Print the entries below word for word; the pictures stay out of your copy.

- - - - - - -

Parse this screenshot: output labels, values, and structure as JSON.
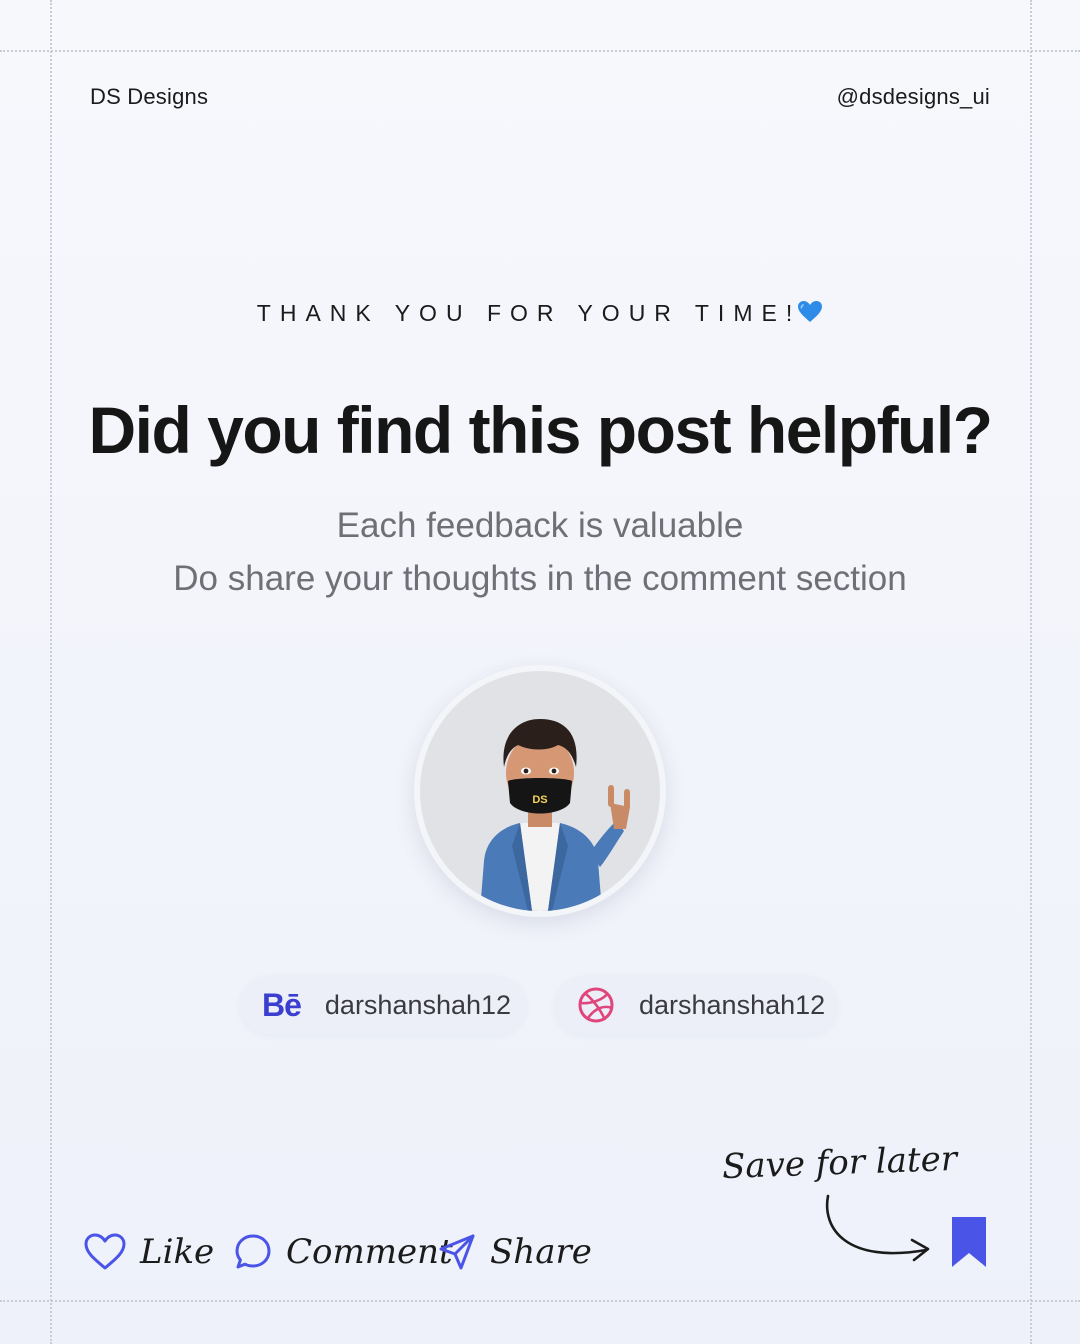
{
  "header": {
    "brand": "DS Designs",
    "handle": "@dsdesigns_ui"
  },
  "hero": {
    "eyebrow": "THANK YOU FOR YOUR TIME!",
    "eyebrow_emoji": "blue-heart-icon",
    "headline": "Did you find this post helpful?",
    "subline_1": "Each feedback is valuable",
    "subline_2": "Do share your thoughts in the comment section"
  },
  "avatar": {
    "mask_text": "DS"
  },
  "socials": [
    {
      "network": "Behance",
      "logo": "Bē",
      "icon": "behance-icon",
      "username": "darshanshah12",
      "color": "#3b3fd0"
    },
    {
      "network": "Dribbble",
      "icon": "dribbble-icon",
      "username": "darshanshah12",
      "color": "#e0457b"
    }
  ],
  "actions": {
    "like": "Like",
    "comment": "Comment",
    "share": "Share",
    "save_note": "Save for later"
  },
  "colors": {
    "accent": "#4a55e8",
    "icon_stroke": "#4a55e8",
    "text_dark": "#161616",
    "text_muted": "#6f6f75"
  }
}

- - - - - - -

# Response to the exercise
Parse this screenshot: output labels, values, and structure as JSON.
{
  "header": {
    "brand": "DS Designs",
    "handle": "@dsdesigns_ui"
  },
  "hero": {
    "eyebrow": "THANK YOU FOR YOUR TIME!",
    "eyebrow_emoji": "blue-heart-icon",
    "headline": "Did you find this post helpful?",
    "subline_1": "Each feedback is valuable",
    "subline_2": "Do share your thoughts in the comment section"
  },
  "avatar": {
    "mask_text": "DS"
  },
  "socials": [
    {
      "network": "Behance",
      "logo": "Bē",
      "icon": "behance-icon",
      "username": "darshanshah12",
      "color": "#3b3fd0"
    },
    {
      "network": "Dribbble",
      "icon": "dribbble-icon",
      "username": "darshanshah12",
      "color": "#e0457b"
    }
  ],
  "actions": {
    "like": "Like",
    "comment": "Comment",
    "share": "Share",
    "save_note": "Save for later"
  },
  "colors": {
    "accent": "#4a55e8",
    "icon_stroke": "#4a55e8",
    "text_dark": "#161616",
    "text_muted": "#6f6f75"
  }
}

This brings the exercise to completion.